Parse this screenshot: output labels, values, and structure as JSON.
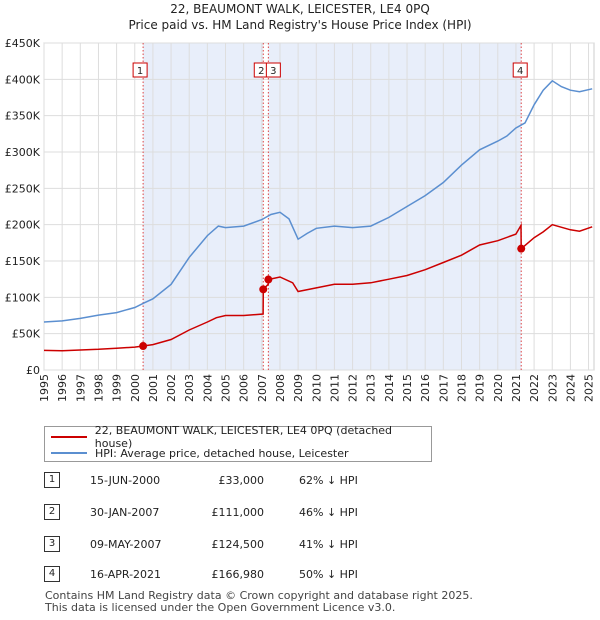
{
  "chart_data": {
    "type": "line",
    "title": "22, BEAUMONT WALK, LEICESTER, LE4 0PQ",
    "subtitle": "Price paid vs. HM Land Registry's House Price Index (HPI)",
    "xlim": [
      1995,
      2025.3
    ],
    "ylim": [
      0,
      450000
    ],
    "x_ticks": [
      1995,
      1996,
      1997,
      1998,
      1999,
      2000,
      2001,
      2002,
      2003,
      2004,
      2005,
      2006,
      2007,
      2008,
      2009,
      2010,
      2011,
      2012,
      2013,
      2014,
      2015,
      2016,
      2017,
      2018,
      2019,
      2020,
      2021,
      2022,
      2023,
      2024,
      2025
    ],
    "y_ticks": [
      {
        "value": 0,
        "label": "£0"
      },
      {
        "value": 50000,
        "label": "£50K"
      },
      {
        "value": 100000,
        "label": "£100K"
      },
      {
        "value": 150000,
        "label": "£150K"
      },
      {
        "value": 200000,
        "label": "£200K"
      },
      {
        "value": 250000,
        "label": "£250K"
      },
      {
        "value": 300000,
        "label": "£300K"
      },
      {
        "value": 350000,
        "label": "£350K"
      },
      {
        "value": 400000,
        "label": "£400K"
      },
      {
        "value": 450000,
        "label": "£450K"
      }
    ],
    "series": [
      {
        "name": "22, BEAUMONT WALK, LEICESTER, LE4 0PQ (detached house)",
        "color": "#cc0000",
        "points": [
          [
            1995.0,
            27000
          ],
          [
            1996.0,
            26500
          ],
          [
            1997.0,
            27500
          ],
          [
            1998.0,
            28500
          ],
          [
            1999.0,
            30000
          ],
          [
            2000.0,
            31500
          ],
          [
            2000.46,
            33000
          ],
          [
            2001.0,
            35000
          ],
          [
            2002.0,
            42000
          ],
          [
            2003.0,
            55000
          ],
          [
            2004.0,
            66000
          ],
          [
            2004.5,
            72000
          ],
          [
            2005.0,
            75000
          ],
          [
            2006.0,
            75000
          ],
          [
            2007.07,
            77000
          ],
          [
            2007.08,
            111000
          ],
          [
            2007.35,
            118000
          ],
          [
            2007.36,
            124500
          ],
          [
            2008.0,
            128000
          ],
          [
            2008.7,
            120000
          ],
          [
            2009.0,
            108000
          ],
          [
            2010.0,
            113000
          ],
          [
            2011.0,
            118000
          ],
          [
            2012.0,
            118000
          ],
          [
            2013.0,
            120000
          ],
          [
            2014.0,
            125000
          ],
          [
            2015.0,
            130000
          ],
          [
            2016.0,
            138000
          ],
          [
            2017.0,
            148000
          ],
          [
            2018.0,
            158000
          ],
          [
            2019.0,
            172000
          ],
          [
            2020.0,
            178000
          ],
          [
            2021.0,
            187000
          ],
          [
            2021.28,
            199000
          ],
          [
            2021.29,
            166980
          ],
          [
            2022.0,
            182000
          ],
          [
            2022.5,
            190000
          ],
          [
            2023.0,
            200000
          ],
          [
            2024.0,
            193000
          ],
          [
            2024.5,
            191000
          ],
          [
            2025.2,
            197000
          ]
        ]
      },
      {
        "name": "HPI: Average price, detached house, Leicester",
        "color": "#5b8fd0",
        "points": [
          [
            1995.0,
            66000
          ],
          [
            1996.0,
            67500
          ],
          [
            1997.0,
            71000
          ],
          [
            1998.0,
            75500
          ],
          [
            1999.0,
            79000
          ],
          [
            2000.0,
            86000
          ],
          [
            2000.5,
            92000
          ],
          [
            2001.0,
            98000
          ],
          [
            2002.0,
            118000
          ],
          [
            2003.0,
            155000
          ],
          [
            2004.0,
            185000
          ],
          [
            2004.6,
            198000
          ],
          [
            2005.0,
            196000
          ],
          [
            2006.0,
            198000
          ],
          [
            2007.0,
            207000
          ],
          [
            2007.5,
            214000
          ],
          [
            2008.0,
            217000
          ],
          [
            2008.5,
            208000
          ],
          [
            2009.0,
            180000
          ],
          [
            2009.5,
            188000
          ],
          [
            2010.0,
            195000
          ],
          [
            2011.0,
            198000
          ],
          [
            2012.0,
            196000
          ],
          [
            2013.0,
            198000
          ],
          [
            2014.0,
            210000
          ],
          [
            2015.0,
            225000
          ],
          [
            2016.0,
            240000
          ],
          [
            2017.0,
            258000
          ],
          [
            2018.0,
            282000
          ],
          [
            2019.0,
            303000
          ],
          [
            2020.0,
            315000
          ],
          [
            2020.5,
            322000
          ],
          [
            2021.0,
            333000
          ],
          [
            2021.5,
            340000
          ],
          [
            2022.0,
            365000
          ],
          [
            2022.5,
            385000
          ],
          [
            2023.0,
            398000
          ],
          [
            2023.5,
            390000
          ],
          [
            2024.0,
            385000
          ],
          [
            2024.5,
            383000
          ],
          [
            2025.2,
            387000
          ]
        ]
      }
    ],
    "sales": [
      {
        "label": "1",
        "x": 2000.46,
        "value": 33000
      },
      {
        "label": "2",
        "x": 2007.08,
        "value": 111000
      },
      {
        "label": "3",
        "x": 2007.36,
        "value": 124500
      },
      {
        "label": "4",
        "x": 2021.29,
        "value": 166980
      }
    ],
    "shaded_ranges": [
      [
        2000.46,
        2007.08
      ],
      [
        2007.36,
        2021.29
      ]
    ]
  },
  "legend": {
    "property_label": "22, BEAUMONT WALK, LEICESTER, LE4 0PQ (detached house)",
    "hpi_label": "HPI: Average price, detached house, Leicester",
    "property_color": "#cc0000",
    "hpi_color": "#5b8fd0"
  },
  "table": {
    "rows": [
      {
        "num": "1",
        "date": "15-JUN-2000",
        "price": "£33,000",
        "hpi": "62% ↓ HPI"
      },
      {
        "num": "2",
        "date": "30-JAN-2007",
        "price": "£111,000",
        "hpi": "46% ↓ HPI"
      },
      {
        "num": "3",
        "date": "09-MAY-2007",
        "price": "£124,500",
        "hpi": "41% ↓ HPI"
      },
      {
        "num": "4",
        "date": "16-APR-2021",
        "price": "£166,980",
        "hpi": "50% ↓ HPI"
      }
    ]
  },
  "footer": {
    "line1": "Contains HM Land Registry data © Crown copyright and database right 2025.",
    "line2": "This data is licensed under the Open Government Licence v3.0."
  }
}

----------

# Task statement:
Exactly reproduce each record, leaving out any pictures.

# Completed exercise:
Parse this screenshot: output labels, values, and structure as JSON.
{
  "chart_data": {
    "type": "line",
    "title": "22, BEAUMONT WALK, LEICESTER, LE4 0PQ",
    "subtitle": "Price paid vs. HM Land Registry's House Price Index (HPI)",
    "xlim": [
      1995,
      2025.3
    ],
    "ylim": [
      0,
      450000
    ],
    "x_ticks": [
      1995,
      1996,
      1997,
      1998,
      1999,
      2000,
      2001,
      2002,
      2003,
      2004,
      2005,
      2006,
      2007,
      2008,
      2009,
      2010,
      2011,
      2012,
      2013,
      2014,
      2015,
      2016,
      2017,
      2018,
      2019,
      2020,
      2021,
      2022,
      2023,
      2024,
      2025
    ],
    "y_ticks": [
      {
        "value": 0,
        "label": "£0"
      },
      {
        "value": 50000,
        "label": "£50K"
      },
      {
        "value": 100000,
        "label": "£100K"
      },
      {
        "value": 150000,
        "label": "£150K"
      },
      {
        "value": 200000,
        "label": "£200K"
      },
      {
        "value": 250000,
        "label": "£250K"
      },
      {
        "value": 300000,
        "label": "£300K"
      },
      {
        "value": 350000,
        "label": "£350K"
      },
      {
        "value": 400000,
        "label": "£400K"
      },
      {
        "value": 450000,
        "label": "£450K"
      }
    ],
    "series": [
      {
        "name": "22, BEAUMONT WALK, LEICESTER, LE4 0PQ (detached house)",
        "color": "#cc0000",
        "points": [
          [
            1995.0,
            27000
          ],
          [
            1996.0,
            26500
          ],
          [
            1997.0,
            27500
          ],
          [
            1998.0,
            28500
          ],
          [
            1999.0,
            30000
          ],
          [
            2000.0,
            31500
          ],
          [
            2000.46,
            33000
          ],
          [
            2001.0,
            35000
          ],
          [
            2002.0,
            42000
          ],
          [
            2003.0,
            55000
          ],
          [
            2004.0,
            66000
          ],
          [
            2004.5,
            72000
          ],
          [
            2005.0,
            75000
          ],
          [
            2006.0,
            75000
          ],
          [
            2007.07,
            77000
          ],
          [
            2007.08,
            111000
          ],
          [
            2007.35,
            118000
          ],
          [
            2007.36,
            124500
          ],
          [
            2008.0,
            128000
          ],
          [
            2008.7,
            120000
          ],
          [
            2009.0,
            108000
          ],
          [
            2010.0,
            113000
          ],
          [
            2011.0,
            118000
          ],
          [
            2012.0,
            118000
          ],
          [
            2013.0,
            120000
          ],
          [
            2014.0,
            125000
          ],
          [
            2015.0,
            130000
          ],
          [
            2016.0,
            138000
          ],
          [
            2017.0,
            148000
          ],
          [
            2018.0,
            158000
          ],
          [
            2019.0,
            172000
          ],
          [
            2020.0,
            178000
          ],
          [
            2021.0,
            187000
          ],
          [
            2021.28,
            199000
          ],
          [
            2021.29,
            166980
          ],
          [
            2022.0,
            182000
          ],
          [
            2022.5,
            190000
          ],
          [
            2023.0,
            200000
          ],
          [
            2024.0,
            193000
          ],
          [
            2024.5,
            191000
          ],
          [
            2025.2,
            197000
          ]
        ]
      },
      {
        "name": "HPI: Average price, detached house, Leicester",
        "color": "#5b8fd0",
        "points": [
          [
            1995.0,
            66000
          ],
          [
            1996.0,
            67500
          ],
          [
            1997.0,
            71000
          ],
          [
            1998.0,
            75500
          ],
          [
            1999.0,
            79000
          ],
          [
            2000.0,
            86000
          ],
          [
            2000.5,
            92000
          ],
          [
            2001.0,
            98000
          ],
          [
            2002.0,
            118000
          ],
          [
            2003.0,
            155000
          ],
          [
            2004.0,
            185000
          ],
          [
            2004.6,
            198000
          ],
          [
            2005.0,
            196000
          ],
          [
            2006.0,
            198000
          ],
          [
            2007.0,
            207000
          ],
          [
            2007.5,
            214000
          ],
          [
            2008.0,
            217000
          ],
          [
            2008.5,
            208000
          ],
          [
            2009.0,
            180000
          ],
          [
            2009.5,
            188000
          ],
          [
            2010.0,
            195000
          ],
          [
            2011.0,
            198000
          ],
          [
            2012.0,
            196000
          ],
          [
            2013.0,
            198000
          ],
          [
            2014.0,
            210000
          ],
          [
            2015.0,
            225000
          ],
          [
            2016.0,
            240000
          ],
          [
            2017.0,
            258000
          ],
          [
            2018.0,
            282000
          ],
          [
            2019.0,
            303000
          ],
          [
            2020.0,
            315000
          ],
          [
            2020.5,
            322000
          ],
          [
            2021.0,
            333000
          ],
          [
            2021.5,
            340000
          ],
          [
            2022.0,
            365000
          ],
          [
            2022.5,
            385000
          ],
          [
            2023.0,
            398000
          ],
          [
            2023.5,
            390000
          ],
          [
            2024.0,
            385000
          ],
          [
            2024.5,
            383000
          ],
          [
            2025.2,
            387000
          ]
        ]
      }
    ],
    "sales": [
      {
        "label": "1",
        "x": 2000.46,
        "value": 33000
      },
      {
        "label": "2",
        "x": 2007.08,
        "value": 111000
      },
      {
        "label": "3",
        "x": 2007.36,
        "value": 124500
      },
      {
        "label": "4",
        "x": 2021.29,
        "value": 166980
      }
    ],
    "shaded_ranges": [
      [
        2000.46,
        2007.08
      ],
      [
        2007.36,
        2021.29
      ]
    ]
  },
  "legend": {
    "property_label": "22, BEAUMONT WALK, LEICESTER, LE4 0PQ (detached house)",
    "hpi_label": "HPI: Average price, detached house, Leicester",
    "property_color": "#cc0000",
    "hpi_color": "#5b8fd0"
  },
  "table": {
    "rows": [
      {
        "num": "1",
        "date": "15-JUN-2000",
        "price": "£33,000",
        "hpi": "62% ↓ HPI"
      },
      {
        "num": "2",
        "date": "30-JAN-2007",
        "price": "£111,000",
        "hpi": "46% ↓ HPI"
      },
      {
        "num": "3",
        "date": "09-MAY-2007",
        "price": "£124,500",
        "hpi": "41% ↓ HPI"
      },
      {
        "num": "4",
        "date": "16-APR-2021",
        "price": "£166,980",
        "hpi": "50% ↓ HPI"
      }
    ]
  },
  "footer": {
    "line1": "Contains HM Land Registry data © Crown copyright and database right 2025.",
    "line2": "This data is licensed under the Open Government Licence v3.0."
  }
}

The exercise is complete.